== Provided records ==
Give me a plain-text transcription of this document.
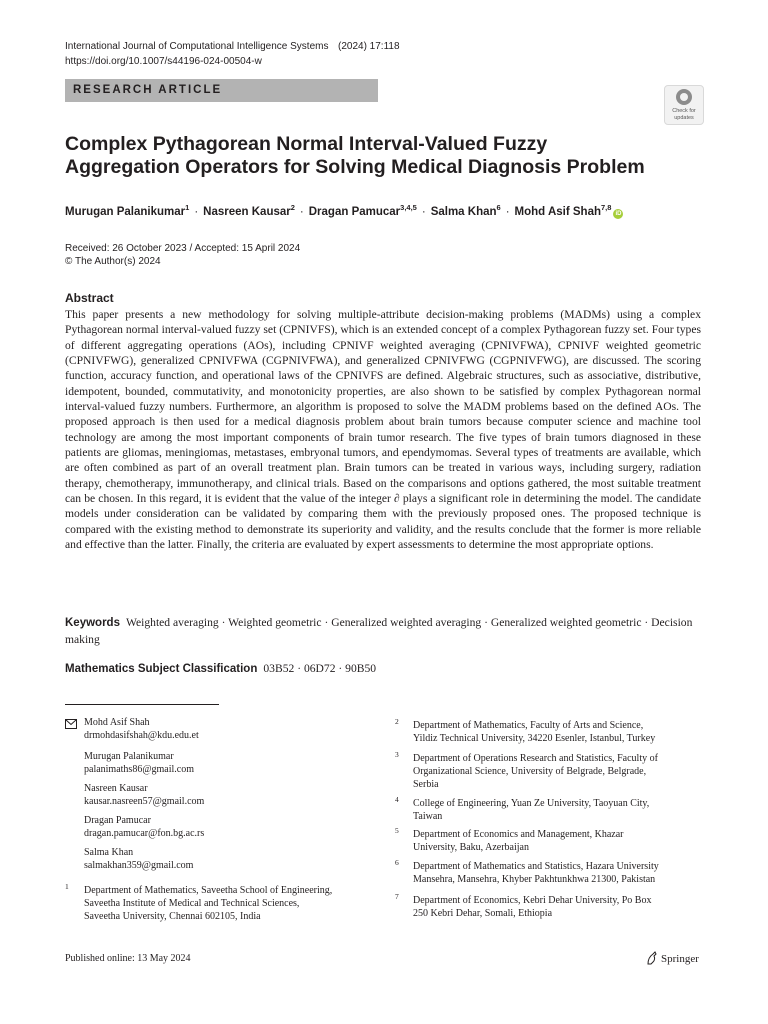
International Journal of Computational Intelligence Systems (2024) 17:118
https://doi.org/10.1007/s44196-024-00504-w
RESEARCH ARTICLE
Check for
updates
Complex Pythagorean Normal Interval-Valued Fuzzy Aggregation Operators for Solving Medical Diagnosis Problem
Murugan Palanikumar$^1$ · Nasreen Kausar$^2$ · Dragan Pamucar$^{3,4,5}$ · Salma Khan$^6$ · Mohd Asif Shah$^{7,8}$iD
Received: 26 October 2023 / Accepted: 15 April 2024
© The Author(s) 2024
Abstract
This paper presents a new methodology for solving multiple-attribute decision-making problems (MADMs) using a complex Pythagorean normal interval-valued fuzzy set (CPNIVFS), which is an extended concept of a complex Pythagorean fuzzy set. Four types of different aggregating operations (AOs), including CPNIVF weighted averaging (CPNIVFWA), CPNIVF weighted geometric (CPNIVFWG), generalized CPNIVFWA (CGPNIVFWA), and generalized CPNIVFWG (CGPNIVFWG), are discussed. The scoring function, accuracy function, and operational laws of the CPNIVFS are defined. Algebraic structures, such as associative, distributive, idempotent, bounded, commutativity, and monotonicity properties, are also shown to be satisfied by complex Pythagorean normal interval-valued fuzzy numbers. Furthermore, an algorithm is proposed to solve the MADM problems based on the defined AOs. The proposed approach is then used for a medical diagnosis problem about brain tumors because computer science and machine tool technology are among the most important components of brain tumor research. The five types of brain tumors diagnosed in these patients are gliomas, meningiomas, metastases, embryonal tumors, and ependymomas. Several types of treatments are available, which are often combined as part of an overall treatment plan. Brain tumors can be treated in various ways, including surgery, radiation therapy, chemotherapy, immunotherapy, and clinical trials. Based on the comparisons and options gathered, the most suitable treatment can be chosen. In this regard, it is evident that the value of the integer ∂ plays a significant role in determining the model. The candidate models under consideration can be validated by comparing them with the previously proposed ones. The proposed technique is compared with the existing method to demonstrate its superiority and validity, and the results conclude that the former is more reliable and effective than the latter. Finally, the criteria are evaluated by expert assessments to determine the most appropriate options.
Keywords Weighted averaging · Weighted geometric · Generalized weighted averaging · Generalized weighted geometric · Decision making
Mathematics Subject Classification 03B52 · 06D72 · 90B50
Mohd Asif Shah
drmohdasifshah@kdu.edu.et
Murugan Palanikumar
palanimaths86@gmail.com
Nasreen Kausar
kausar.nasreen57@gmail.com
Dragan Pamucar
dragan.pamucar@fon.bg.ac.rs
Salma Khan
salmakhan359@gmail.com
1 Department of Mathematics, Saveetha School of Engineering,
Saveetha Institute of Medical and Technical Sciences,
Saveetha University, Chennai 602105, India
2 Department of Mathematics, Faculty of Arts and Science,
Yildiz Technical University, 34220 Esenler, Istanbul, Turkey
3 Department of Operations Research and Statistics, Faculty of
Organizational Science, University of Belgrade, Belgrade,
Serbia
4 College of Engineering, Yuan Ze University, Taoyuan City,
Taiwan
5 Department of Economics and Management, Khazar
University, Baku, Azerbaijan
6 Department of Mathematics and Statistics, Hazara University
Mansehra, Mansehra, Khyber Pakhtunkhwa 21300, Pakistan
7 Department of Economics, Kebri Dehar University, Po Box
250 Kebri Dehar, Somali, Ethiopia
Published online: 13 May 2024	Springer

--

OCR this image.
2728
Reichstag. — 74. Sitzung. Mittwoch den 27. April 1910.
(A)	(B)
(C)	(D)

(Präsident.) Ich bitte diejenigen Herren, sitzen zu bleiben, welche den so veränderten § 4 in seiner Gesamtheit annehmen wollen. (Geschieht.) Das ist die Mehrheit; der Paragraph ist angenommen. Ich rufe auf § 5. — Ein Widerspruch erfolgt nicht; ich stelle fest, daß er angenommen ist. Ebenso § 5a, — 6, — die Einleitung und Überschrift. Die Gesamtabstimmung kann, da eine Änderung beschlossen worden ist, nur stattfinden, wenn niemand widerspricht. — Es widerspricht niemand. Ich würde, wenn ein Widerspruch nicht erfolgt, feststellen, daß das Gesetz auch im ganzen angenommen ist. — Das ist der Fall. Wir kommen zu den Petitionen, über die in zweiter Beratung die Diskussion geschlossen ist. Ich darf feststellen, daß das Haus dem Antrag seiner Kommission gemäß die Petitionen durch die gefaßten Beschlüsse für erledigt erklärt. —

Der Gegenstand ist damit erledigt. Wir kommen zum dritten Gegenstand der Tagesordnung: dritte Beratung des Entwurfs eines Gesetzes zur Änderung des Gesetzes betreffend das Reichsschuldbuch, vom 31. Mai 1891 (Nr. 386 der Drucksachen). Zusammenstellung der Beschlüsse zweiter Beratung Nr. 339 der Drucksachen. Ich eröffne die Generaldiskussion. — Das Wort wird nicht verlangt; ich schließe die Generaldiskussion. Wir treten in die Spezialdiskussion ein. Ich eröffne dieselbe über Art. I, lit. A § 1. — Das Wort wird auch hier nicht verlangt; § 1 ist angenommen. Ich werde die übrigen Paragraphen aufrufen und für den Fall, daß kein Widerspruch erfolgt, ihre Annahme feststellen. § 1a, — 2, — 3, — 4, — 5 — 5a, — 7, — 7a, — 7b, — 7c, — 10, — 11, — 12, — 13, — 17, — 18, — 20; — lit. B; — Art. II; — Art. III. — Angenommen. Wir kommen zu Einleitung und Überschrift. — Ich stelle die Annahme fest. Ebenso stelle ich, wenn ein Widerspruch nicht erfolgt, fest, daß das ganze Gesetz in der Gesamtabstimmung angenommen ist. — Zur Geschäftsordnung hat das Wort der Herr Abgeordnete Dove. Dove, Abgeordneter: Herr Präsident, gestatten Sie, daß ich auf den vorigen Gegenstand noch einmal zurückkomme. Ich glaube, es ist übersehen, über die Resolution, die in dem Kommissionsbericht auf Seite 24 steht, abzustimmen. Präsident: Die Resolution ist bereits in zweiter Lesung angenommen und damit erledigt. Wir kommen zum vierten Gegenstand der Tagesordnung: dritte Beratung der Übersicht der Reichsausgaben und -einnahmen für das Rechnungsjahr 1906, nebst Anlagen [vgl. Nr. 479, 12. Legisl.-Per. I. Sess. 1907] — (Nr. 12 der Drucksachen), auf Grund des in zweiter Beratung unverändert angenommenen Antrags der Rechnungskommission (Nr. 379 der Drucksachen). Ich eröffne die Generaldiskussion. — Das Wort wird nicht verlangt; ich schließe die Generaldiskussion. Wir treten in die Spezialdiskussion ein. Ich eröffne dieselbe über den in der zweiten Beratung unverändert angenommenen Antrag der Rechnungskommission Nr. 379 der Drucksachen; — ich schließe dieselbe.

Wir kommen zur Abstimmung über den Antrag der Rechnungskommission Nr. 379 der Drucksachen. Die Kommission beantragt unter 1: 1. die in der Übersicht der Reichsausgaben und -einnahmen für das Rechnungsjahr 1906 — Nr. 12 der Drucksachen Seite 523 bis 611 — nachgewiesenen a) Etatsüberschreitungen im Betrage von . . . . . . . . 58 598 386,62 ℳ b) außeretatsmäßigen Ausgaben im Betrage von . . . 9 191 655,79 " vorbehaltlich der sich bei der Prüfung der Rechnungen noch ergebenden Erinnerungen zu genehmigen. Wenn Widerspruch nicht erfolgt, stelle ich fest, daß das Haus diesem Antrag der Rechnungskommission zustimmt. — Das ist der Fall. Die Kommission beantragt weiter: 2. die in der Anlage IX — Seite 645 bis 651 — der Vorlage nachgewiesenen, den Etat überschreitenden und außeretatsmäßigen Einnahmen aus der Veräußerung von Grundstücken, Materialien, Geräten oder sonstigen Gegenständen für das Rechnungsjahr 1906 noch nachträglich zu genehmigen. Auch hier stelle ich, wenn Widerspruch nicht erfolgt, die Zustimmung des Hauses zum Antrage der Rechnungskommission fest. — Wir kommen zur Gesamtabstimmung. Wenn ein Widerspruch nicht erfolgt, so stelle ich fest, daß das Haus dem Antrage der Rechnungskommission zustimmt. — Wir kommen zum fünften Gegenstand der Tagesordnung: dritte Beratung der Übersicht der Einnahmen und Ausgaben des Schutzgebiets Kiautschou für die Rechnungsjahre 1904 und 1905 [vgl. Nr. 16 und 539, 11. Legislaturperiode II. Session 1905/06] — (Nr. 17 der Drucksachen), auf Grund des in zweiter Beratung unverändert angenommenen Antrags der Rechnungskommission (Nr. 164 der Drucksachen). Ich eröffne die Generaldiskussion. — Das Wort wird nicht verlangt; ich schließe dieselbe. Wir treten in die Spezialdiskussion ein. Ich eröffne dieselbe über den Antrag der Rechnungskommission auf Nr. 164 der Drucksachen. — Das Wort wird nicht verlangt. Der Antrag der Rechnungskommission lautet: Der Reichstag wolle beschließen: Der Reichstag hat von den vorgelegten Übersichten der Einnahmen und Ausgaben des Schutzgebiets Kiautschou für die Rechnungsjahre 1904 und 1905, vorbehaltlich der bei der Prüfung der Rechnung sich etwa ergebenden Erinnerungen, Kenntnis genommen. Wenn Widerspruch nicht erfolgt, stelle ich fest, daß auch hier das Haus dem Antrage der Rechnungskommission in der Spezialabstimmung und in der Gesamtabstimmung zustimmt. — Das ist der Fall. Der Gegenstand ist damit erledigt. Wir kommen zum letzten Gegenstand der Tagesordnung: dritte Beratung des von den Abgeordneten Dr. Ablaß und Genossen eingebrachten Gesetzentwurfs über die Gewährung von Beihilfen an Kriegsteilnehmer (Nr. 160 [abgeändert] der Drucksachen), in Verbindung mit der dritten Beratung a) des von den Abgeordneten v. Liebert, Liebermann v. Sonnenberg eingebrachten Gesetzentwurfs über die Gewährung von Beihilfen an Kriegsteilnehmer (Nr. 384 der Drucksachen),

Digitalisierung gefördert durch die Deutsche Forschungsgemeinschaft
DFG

---

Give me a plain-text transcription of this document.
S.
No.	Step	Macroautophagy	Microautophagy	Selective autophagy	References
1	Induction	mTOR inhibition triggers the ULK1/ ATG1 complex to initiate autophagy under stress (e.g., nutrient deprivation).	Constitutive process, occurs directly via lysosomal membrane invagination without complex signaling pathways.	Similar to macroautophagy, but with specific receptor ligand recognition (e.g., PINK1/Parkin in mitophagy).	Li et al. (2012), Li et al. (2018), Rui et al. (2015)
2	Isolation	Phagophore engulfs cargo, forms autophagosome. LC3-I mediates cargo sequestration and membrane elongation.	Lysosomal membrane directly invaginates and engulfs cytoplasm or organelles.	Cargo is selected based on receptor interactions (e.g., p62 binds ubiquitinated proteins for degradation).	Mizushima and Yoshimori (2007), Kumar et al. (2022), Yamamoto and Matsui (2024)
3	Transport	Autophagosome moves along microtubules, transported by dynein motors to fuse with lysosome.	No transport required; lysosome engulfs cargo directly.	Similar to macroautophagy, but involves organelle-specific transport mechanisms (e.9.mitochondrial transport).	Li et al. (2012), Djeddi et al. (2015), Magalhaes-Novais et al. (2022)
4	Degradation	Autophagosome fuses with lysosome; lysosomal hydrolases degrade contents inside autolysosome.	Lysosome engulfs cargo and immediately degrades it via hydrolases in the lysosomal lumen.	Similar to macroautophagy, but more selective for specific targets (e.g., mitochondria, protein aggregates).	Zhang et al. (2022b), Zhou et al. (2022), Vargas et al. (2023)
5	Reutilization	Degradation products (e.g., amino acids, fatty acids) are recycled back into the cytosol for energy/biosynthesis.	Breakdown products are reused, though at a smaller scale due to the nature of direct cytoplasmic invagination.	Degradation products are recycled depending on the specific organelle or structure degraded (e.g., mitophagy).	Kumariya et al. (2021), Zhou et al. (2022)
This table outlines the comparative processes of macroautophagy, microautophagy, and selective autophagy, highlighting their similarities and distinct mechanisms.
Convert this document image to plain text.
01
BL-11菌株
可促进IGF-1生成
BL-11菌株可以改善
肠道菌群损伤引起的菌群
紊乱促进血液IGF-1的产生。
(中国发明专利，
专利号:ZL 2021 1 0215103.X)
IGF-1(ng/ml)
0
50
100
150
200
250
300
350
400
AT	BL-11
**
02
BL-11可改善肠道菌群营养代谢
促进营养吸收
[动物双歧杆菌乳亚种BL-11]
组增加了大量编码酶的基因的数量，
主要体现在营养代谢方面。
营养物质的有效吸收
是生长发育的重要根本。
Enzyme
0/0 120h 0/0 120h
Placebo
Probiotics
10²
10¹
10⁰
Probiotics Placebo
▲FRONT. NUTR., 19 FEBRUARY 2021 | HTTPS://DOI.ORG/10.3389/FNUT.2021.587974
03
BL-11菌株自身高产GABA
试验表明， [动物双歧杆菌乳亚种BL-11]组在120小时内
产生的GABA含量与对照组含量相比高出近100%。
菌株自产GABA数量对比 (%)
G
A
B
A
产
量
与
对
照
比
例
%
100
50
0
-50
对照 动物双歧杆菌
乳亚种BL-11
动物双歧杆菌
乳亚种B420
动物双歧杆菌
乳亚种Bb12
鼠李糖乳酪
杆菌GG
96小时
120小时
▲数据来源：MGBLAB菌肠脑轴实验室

== Problem description ==
Say how many lines of the entries above include the string "Murugan", giving the number and nothing else.

== Response area ==
2